- **GOAL OF THE EXERCISE**
Look through the data below. Pick out the lines holding the string "аварии".

-- RECORDS PROVIDED start --

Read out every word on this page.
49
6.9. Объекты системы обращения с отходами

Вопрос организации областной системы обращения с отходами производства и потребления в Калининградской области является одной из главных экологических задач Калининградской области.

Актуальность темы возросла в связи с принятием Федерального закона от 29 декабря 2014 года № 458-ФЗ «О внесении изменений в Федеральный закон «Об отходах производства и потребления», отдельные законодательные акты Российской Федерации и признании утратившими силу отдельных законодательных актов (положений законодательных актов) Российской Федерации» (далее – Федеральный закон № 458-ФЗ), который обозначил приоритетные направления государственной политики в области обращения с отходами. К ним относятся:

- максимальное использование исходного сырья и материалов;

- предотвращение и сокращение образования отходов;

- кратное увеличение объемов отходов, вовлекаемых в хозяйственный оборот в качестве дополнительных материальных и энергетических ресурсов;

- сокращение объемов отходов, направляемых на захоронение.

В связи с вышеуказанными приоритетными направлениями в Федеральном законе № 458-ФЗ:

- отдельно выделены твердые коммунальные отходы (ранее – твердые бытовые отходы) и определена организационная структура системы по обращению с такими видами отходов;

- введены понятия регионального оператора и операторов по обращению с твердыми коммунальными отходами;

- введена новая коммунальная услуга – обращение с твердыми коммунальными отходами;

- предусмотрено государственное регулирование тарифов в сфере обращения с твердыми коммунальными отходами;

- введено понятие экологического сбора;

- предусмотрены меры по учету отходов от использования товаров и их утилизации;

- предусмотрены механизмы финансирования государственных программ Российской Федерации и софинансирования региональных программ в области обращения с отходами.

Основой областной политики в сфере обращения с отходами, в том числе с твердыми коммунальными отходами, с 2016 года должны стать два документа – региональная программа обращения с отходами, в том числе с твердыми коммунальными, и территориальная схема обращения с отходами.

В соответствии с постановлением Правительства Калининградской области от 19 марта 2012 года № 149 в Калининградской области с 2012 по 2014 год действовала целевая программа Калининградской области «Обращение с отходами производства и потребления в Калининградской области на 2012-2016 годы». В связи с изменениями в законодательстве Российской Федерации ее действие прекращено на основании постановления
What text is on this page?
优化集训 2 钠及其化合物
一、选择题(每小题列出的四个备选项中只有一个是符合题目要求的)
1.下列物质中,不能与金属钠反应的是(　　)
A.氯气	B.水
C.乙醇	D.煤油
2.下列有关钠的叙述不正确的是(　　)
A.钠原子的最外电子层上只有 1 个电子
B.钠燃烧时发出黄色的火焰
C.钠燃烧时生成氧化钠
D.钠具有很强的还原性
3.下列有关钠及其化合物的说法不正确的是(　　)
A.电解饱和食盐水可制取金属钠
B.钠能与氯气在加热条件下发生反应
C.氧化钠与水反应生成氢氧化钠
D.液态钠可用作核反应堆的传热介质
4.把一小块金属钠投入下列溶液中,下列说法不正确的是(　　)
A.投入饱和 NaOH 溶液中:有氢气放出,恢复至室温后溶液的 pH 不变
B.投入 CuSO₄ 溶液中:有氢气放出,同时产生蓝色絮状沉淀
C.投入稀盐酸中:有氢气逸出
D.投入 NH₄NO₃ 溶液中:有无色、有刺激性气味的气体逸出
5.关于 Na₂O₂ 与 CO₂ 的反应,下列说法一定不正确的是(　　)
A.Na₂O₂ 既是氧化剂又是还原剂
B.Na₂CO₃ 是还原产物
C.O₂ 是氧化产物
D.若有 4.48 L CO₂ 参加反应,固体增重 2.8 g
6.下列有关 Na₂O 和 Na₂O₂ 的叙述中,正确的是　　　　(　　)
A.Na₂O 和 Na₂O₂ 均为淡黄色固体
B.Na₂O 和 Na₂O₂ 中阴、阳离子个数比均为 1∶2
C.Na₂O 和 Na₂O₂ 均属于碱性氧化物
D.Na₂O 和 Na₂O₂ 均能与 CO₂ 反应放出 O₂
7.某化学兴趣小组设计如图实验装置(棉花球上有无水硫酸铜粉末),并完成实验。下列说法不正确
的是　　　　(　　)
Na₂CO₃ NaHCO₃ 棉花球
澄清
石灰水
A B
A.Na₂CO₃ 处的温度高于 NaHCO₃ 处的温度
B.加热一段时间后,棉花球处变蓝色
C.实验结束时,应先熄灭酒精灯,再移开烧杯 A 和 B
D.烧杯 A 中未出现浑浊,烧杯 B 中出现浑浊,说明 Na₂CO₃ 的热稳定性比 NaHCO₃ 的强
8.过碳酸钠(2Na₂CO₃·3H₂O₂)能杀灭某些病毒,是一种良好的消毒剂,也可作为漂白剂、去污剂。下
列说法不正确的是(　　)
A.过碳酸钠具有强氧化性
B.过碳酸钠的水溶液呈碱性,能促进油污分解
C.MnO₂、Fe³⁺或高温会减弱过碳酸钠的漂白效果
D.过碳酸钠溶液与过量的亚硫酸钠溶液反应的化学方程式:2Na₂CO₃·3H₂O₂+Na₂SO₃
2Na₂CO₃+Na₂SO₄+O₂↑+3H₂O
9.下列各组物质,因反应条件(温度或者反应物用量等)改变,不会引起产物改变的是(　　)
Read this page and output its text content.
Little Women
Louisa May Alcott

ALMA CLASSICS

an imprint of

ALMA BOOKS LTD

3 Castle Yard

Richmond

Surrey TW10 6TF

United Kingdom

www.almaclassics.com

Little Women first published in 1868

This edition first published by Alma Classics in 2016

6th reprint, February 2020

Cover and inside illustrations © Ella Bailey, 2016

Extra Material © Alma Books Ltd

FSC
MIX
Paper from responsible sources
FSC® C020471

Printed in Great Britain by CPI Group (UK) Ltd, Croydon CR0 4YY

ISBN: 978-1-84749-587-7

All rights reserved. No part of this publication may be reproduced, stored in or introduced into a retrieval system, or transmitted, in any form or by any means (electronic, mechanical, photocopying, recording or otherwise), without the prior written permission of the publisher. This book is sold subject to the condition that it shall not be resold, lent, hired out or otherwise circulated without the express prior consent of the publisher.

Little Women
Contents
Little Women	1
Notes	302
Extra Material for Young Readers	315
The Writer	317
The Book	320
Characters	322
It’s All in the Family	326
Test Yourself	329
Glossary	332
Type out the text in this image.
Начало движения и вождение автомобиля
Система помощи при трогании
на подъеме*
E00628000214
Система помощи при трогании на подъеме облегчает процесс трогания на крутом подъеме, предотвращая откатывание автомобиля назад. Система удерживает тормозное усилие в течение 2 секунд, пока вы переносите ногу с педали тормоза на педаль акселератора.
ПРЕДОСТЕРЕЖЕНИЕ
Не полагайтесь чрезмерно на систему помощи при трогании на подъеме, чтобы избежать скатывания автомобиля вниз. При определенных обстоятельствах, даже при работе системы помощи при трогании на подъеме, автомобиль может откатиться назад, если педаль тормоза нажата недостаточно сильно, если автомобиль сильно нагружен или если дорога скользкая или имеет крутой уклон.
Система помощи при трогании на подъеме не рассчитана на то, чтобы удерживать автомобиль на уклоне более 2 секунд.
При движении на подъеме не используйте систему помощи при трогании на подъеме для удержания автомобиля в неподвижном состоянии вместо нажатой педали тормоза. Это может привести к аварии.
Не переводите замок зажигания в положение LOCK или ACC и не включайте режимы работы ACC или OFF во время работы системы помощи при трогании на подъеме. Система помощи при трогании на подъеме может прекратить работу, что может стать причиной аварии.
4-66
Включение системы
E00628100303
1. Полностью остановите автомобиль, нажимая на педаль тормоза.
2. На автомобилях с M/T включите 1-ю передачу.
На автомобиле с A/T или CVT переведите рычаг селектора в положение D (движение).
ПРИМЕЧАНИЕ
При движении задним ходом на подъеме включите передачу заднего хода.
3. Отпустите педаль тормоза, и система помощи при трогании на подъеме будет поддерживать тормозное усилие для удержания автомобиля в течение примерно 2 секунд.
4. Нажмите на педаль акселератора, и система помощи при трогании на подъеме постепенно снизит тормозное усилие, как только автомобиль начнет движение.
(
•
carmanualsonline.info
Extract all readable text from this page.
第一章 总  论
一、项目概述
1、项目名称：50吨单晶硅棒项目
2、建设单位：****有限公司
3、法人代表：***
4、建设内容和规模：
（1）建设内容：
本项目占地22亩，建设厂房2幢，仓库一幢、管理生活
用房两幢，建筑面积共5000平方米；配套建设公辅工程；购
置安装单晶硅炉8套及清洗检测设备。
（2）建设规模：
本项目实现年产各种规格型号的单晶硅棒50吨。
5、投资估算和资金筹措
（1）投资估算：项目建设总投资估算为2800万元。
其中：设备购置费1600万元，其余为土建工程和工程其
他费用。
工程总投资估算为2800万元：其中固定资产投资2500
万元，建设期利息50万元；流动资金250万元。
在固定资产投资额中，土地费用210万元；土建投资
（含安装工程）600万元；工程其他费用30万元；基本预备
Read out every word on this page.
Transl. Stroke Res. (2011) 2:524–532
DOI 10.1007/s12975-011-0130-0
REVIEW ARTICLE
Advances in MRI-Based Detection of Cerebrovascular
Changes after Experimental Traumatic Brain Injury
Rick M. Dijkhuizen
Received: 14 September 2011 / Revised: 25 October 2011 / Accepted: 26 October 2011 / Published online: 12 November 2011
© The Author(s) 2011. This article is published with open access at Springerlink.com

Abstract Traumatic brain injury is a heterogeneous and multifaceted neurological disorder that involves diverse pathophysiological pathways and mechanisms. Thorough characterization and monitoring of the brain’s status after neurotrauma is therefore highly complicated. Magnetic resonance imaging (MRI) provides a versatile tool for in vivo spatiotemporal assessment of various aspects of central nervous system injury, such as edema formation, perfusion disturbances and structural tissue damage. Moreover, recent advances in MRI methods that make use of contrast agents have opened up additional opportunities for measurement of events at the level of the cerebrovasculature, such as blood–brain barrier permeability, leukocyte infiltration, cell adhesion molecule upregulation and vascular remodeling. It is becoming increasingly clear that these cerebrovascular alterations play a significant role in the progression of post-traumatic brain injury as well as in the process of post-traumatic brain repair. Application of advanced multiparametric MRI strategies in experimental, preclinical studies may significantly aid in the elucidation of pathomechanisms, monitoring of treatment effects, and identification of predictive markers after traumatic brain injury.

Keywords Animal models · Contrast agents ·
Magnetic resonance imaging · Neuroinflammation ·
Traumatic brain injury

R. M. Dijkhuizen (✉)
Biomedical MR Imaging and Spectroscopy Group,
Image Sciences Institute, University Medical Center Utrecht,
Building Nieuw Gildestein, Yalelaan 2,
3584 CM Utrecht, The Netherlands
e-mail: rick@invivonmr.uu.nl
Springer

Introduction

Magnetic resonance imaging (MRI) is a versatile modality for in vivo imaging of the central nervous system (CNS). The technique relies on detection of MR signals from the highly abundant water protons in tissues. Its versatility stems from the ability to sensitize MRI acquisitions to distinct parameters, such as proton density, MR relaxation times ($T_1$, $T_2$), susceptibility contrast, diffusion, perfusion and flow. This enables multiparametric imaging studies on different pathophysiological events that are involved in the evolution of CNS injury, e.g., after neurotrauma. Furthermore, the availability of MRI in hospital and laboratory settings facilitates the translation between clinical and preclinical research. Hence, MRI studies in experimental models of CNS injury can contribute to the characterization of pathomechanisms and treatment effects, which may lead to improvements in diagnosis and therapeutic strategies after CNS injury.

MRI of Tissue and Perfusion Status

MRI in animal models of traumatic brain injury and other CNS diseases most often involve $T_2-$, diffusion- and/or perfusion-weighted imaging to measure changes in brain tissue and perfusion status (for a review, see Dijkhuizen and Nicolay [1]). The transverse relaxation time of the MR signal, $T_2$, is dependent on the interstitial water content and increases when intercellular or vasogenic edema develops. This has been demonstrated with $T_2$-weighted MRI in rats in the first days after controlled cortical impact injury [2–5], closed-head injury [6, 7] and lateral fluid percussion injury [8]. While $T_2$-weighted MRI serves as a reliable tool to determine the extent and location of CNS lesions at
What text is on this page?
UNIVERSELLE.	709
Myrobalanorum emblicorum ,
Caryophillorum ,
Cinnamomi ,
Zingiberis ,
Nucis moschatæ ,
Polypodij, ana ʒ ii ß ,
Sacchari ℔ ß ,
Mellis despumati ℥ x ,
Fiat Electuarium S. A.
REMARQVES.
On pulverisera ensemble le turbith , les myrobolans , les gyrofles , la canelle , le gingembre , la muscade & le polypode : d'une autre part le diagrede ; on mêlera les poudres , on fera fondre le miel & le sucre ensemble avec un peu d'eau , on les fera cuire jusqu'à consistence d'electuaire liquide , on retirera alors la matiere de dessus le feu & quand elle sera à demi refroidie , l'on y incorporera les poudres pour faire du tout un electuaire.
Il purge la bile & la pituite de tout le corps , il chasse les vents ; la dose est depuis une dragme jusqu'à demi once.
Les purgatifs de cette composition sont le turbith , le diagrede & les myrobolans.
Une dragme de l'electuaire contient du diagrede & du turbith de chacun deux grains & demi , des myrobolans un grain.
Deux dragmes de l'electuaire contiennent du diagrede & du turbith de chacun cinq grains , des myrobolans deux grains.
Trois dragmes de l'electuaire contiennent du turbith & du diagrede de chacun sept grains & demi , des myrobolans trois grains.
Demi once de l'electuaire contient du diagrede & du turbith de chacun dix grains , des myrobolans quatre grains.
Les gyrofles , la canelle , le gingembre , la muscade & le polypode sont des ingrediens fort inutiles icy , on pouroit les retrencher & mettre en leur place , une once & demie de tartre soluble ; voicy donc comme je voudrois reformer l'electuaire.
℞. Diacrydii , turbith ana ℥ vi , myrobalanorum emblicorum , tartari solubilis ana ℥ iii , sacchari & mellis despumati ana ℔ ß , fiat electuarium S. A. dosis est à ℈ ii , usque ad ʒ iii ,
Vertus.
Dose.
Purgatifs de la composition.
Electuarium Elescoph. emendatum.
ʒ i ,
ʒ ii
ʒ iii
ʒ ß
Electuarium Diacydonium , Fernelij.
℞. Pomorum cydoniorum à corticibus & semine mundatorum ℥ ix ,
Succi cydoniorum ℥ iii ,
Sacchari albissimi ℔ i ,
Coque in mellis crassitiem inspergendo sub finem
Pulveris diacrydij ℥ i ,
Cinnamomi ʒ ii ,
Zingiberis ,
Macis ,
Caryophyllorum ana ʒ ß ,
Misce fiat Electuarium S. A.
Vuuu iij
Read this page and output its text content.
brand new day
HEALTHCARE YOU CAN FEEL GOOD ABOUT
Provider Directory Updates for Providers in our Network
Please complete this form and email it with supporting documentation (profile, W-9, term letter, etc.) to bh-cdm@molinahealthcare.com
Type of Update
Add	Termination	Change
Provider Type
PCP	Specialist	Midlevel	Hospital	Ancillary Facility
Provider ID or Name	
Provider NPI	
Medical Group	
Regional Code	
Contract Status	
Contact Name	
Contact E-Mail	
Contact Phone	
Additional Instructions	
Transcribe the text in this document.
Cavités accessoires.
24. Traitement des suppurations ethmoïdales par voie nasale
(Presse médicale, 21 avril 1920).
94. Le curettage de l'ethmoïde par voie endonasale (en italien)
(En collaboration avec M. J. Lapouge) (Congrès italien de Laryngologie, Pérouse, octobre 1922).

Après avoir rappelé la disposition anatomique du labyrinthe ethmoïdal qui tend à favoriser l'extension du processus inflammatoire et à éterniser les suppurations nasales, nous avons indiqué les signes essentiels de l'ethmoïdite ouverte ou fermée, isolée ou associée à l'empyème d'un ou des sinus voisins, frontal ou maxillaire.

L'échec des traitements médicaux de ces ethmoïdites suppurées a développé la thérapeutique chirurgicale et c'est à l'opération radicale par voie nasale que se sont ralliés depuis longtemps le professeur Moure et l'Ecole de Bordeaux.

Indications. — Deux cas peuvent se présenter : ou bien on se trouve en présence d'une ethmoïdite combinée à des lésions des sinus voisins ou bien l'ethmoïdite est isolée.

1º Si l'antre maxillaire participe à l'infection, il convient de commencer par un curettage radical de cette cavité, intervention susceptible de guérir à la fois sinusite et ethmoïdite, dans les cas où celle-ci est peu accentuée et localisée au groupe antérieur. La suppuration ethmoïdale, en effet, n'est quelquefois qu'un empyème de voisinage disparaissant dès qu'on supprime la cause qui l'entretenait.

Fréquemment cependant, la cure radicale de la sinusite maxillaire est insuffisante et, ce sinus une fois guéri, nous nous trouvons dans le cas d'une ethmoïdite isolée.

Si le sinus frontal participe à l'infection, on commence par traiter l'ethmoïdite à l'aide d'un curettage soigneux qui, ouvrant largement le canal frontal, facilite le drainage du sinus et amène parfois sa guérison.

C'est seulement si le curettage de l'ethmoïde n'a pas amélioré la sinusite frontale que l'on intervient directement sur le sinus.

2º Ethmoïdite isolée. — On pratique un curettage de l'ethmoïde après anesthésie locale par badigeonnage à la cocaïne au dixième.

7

-- RECORDS PROVIDED end --

- **SOLUTION FOR THIS PROBLEM**
При движении на подъеме не используйте систему помощи при трогании на подъеме для удержания автомобиля в неподвижном состоянии вместо нажатой педали тормоза. Это может привести к аварии.
Не переводите замок зажигания в положение LOCK или ACC и не включайте режимы работы ACC или OFF во время работы системы помощи при трогании на подъеме. Система помощи при трогании на подъеме может прекратить работу, что может стать причиной аварии.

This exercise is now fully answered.